Data for this exercise:
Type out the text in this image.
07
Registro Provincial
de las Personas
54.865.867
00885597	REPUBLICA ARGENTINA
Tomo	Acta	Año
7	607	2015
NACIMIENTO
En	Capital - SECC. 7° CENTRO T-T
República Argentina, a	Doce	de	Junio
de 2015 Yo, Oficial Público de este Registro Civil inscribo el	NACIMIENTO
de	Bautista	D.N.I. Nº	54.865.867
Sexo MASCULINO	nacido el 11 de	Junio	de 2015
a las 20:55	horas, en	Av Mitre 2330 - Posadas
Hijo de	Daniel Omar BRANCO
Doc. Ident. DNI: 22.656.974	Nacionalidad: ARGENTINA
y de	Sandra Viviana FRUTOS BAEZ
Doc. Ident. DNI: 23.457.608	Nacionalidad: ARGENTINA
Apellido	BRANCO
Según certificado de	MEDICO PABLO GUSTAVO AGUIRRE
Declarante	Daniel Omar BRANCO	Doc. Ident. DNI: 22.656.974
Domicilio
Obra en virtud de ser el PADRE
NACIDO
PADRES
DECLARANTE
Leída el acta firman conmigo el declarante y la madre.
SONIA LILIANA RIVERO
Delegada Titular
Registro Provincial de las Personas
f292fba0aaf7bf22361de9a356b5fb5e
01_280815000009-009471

Do this: Return the listing above word for word.

Problem solution:
Type out the text in this image.
07
Registro Provincial
de las Personas
54.865.867
00885597	REPUBLICA ARGENTINA
Tomo	Acta	Año
7	607	2015
NACIMIENTO
En	Capital - SECC. 7° CENTRO T-T
República Argentina, a	Doce	de	Junio
de 2015 Yo, Oficial Público de este Registro Civil inscribo el	NACIMIENTO
de	Bautista	D.N.I. Nº	54.865.867
Sexo MASCULINO	nacido el 11 de	Junio	de 2015
a las 20:55	horas, en	Av Mitre 2330 - Posadas
Hijo de	Daniel Omar BRANCO
Doc. Ident. DNI: 22.656.974	Nacionalidad: ARGENTINA
y de	Sandra Viviana FRUTOS BAEZ
Doc. Ident. DNI: 23.457.608	Nacionalidad: ARGENTINA
Apellido	BRANCO
Según certificado de	MEDICO PABLO GUSTAVO AGUIRRE
Declarante	Daniel Omar BRANCO	Doc. Ident. DNI: 22.656.974
Domicilio
Obra en virtud de ser el PADRE
NACIDO
PADRES
DECLARANTE
Leída el acta firman conmigo el declarante y la madre.
SONIA LILIANA RIVERO
Delegada Titular
Registro Provincial de las Personas
f292fba0aaf7bf22361de9a356b5fb5e
01_280815000009-009471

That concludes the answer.